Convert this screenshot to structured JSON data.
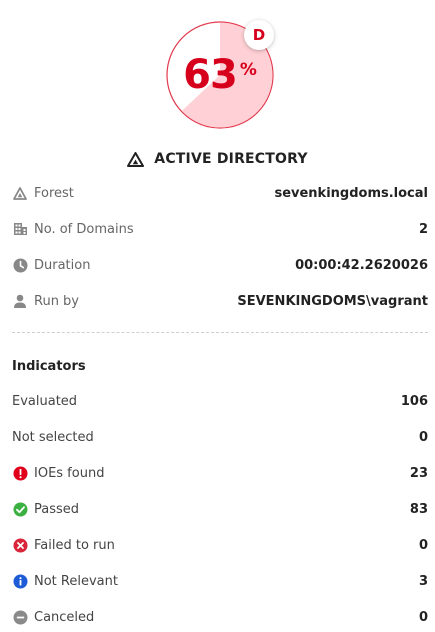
{
  "score": {
    "value": "63",
    "unit": "%",
    "grade": "D",
    "fraction": 0.63,
    "fill_color": "#ffd1d6",
    "ring_color": "#e23a4e",
    "text_color": "#d6001c"
  },
  "section": {
    "title": "ACTIVE DIRECTORY",
    "icon": "triangle-warning-icon"
  },
  "details": [
    {
      "icon": "triangle-icon",
      "label": "Forest",
      "value": "sevenkingdoms.local"
    },
    {
      "icon": "building-icon",
      "label": "No. of Domains",
      "value": "2"
    },
    {
      "icon": "clock-icon",
      "label": "Duration",
      "value": "00:00:42.2620026"
    },
    {
      "icon": "user-icon",
      "label": "Run by",
      "value": "SEVENKINGDOMS\\vagrant"
    }
  ],
  "indicators": {
    "title": "Indicators",
    "rows": [
      {
        "icon": "",
        "label": "Evaluated",
        "value": "106"
      },
      {
        "icon": "",
        "label": "Not selected",
        "value": "0"
      },
      {
        "icon": "exclamation-icon",
        "label": "IOEs found",
        "value": "23",
        "color": "#e0001b"
      },
      {
        "icon": "check-icon",
        "label": "Passed",
        "value": "83",
        "color": "#3cb043"
      },
      {
        "icon": "x-circle-icon",
        "label": "Failed to run",
        "value": "0",
        "color": "#d9243a"
      },
      {
        "icon": "info-icon",
        "label": "Not Relevant",
        "value": "3",
        "color": "#1e5bd6"
      },
      {
        "icon": "minus-circle-icon",
        "label": "Canceled",
        "value": "0",
        "color": "#8a8a8a"
      }
    ]
  }
}
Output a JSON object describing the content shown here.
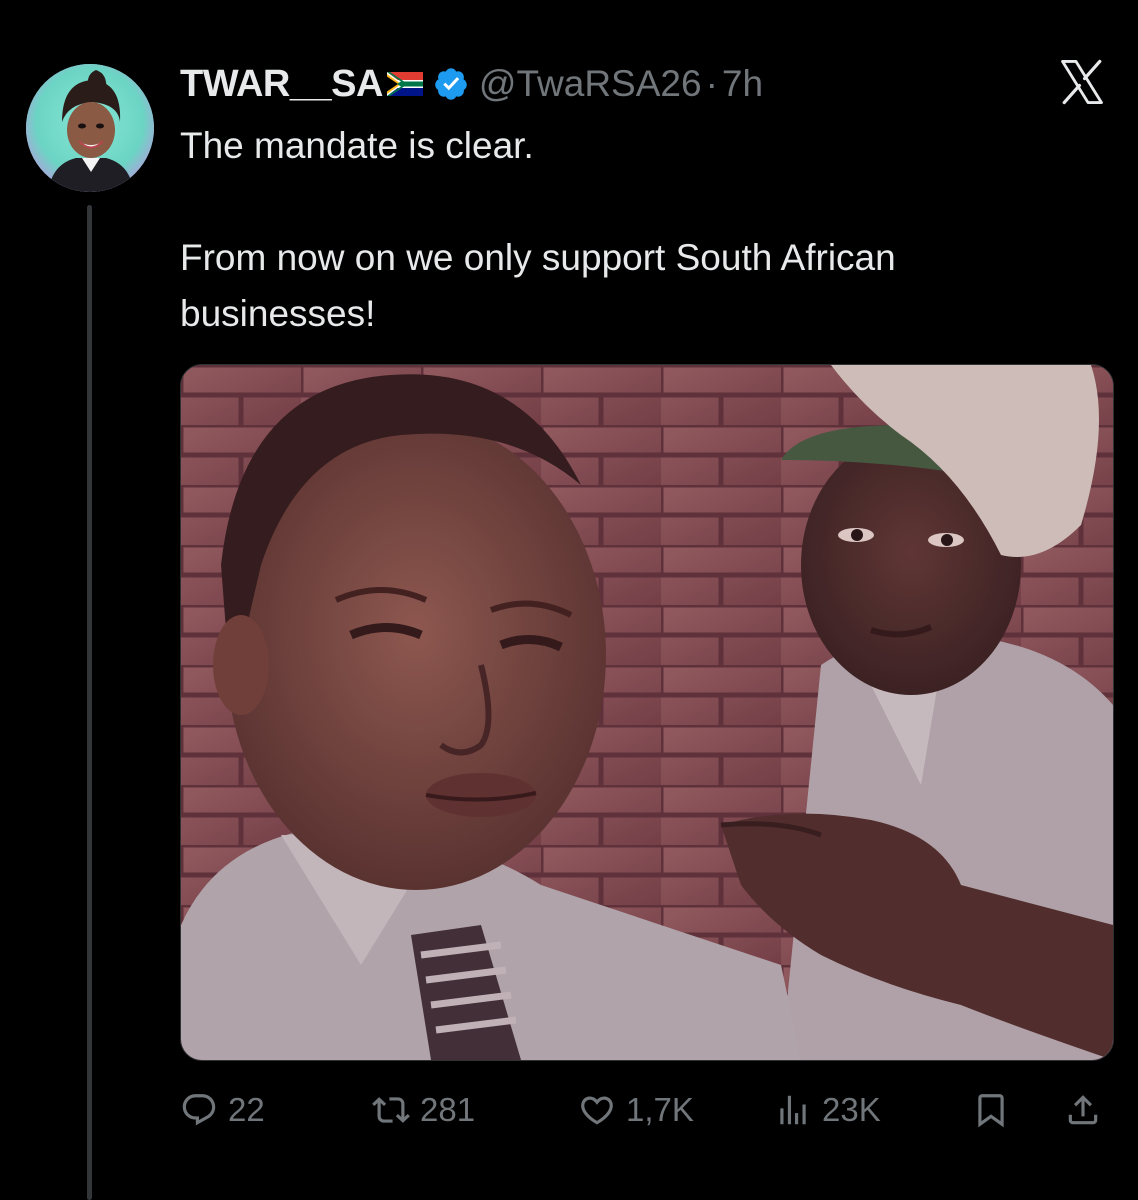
{
  "author": {
    "display_name": "TWAR__SA",
    "handle": "@TwaRSA26",
    "separator": "·",
    "time": "7h",
    "flag_icon": "south-africa-flag-icon",
    "verified_icon": "verified-badge-icon"
  },
  "tweet": {
    "line1": "The mandate is clear.",
    "line2": "From now on we only support South African",
    "line3": "businesses!"
  },
  "actions": {
    "replies": "22",
    "reposts": "281",
    "likes": "1,7K",
    "views": "23K"
  },
  "icons": {
    "close": "x-logo-icon",
    "reply": "reply-icon",
    "repost": "repost-icon",
    "like": "heart-icon",
    "views": "views-icon",
    "bookmark": "bookmark-icon",
    "share": "share-icon"
  },
  "colors": {
    "background": "#000000",
    "text": "#e7e9ea",
    "muted": "#71767b",
    "verified": "#1d9bf0",
    "thread_line": "#333639"
  }
}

--------

_Job_
Copy the material above exactly and drop the pictures.

_Finished task_
Convert this screenshot to structured JSON data.
{
  "score": {
    "value": "63",
    "unit": "%",
    "grade": "D",
    "fraction": 0.63,
    "fill_color": "#ffd1d6",
    "ring_color": "#e23a4e",
    "text_color": "#d6001c"
  },
  "section": {
    "title": "ACTIVE DIRECTORY",
    "icon": "triangle-warning-icon"
  },
  "details": [
    {
      "icon": "triangle-icon",
      "label": "Forest",
      "value": "sevenkingdoms.local"
    },
    {
      "icon": "building-icon",
      "label": "No. of Domains",
      "value": "2"
    },
    {
      "icon": "clock-icon",
      "label": "Duration",
      "value": "00:00:42.2620026"
    },
    {
      "icon": "user-icon",
      "label": "Run by",
      "value": "SEVENKINGDOMS\\vagrant"
    }
  ],
  "indicators": {
    "title": "Indicators",
    "rows": [
      {
        "icon": "",
        "label": "Evaluated",
        "value": "106"
      },
      {
        "icon": "",
        "label": "Not selected",
        "value": "0"
      },
      {
        "icon": "exclamation-icon",
        "label": "IOEs found",
        "value": "23",
        "color": "#e0001b"
      },
      {
        "icon": "check-icon",
        "label": "Passed",
        "value": "83",
        "color": "#3cb043"
      },
      {
        "icon": "x-circle-icon",
        "label": "Failed to run",
        "value": "0",
        "color": "#d9243a"
      },
      {
        "icon": "info-icon",
        "label": "Not Relevant",
        "value": "3",
        "color": "#1e5bd6"
      },
      {
        "icon": "minus-circle-icon",
        "label": "Canceled",
        "value": "0",
        "color": "#8a8a8a"
      }
    ]
  }
}
Output a JSON object describing the content shown here.
{
  "author": {
    "display_name": "TWAR__SA",
    "handle": "@TwaRSA26",
    "separator": "·",
    "time": "7h",
    "flag_icon": "south-africa-flag-icon",
    "verified_icon": "verified-badge-icon"
  },
  "tweet": {
    "line1": "The mandate is clear.",
    "line2": "From now on we only support South African",
    "line3": "businesses!"
  },
  "actions": {
    "replies": "22",
    "reposts": "281",
    "likes": "1,7K",
    "views": "23K"
  },
  "icons": {
    "close": "x-logo-icon",
    "reply": "reply-icon",
    "repost": "repost-icon",
    "like": "heart-icon",
    "views": "views-icon",
    "bookmark": "bookmark-icon",
    "share": "share-icon"
  },
  "colors": {
    "background": "#000000",
    "text": "#e7e9ea",
    "muted": "#71767b",
    "verified": "#1d9bf0",
    "thread_line": "#333639"
  }
}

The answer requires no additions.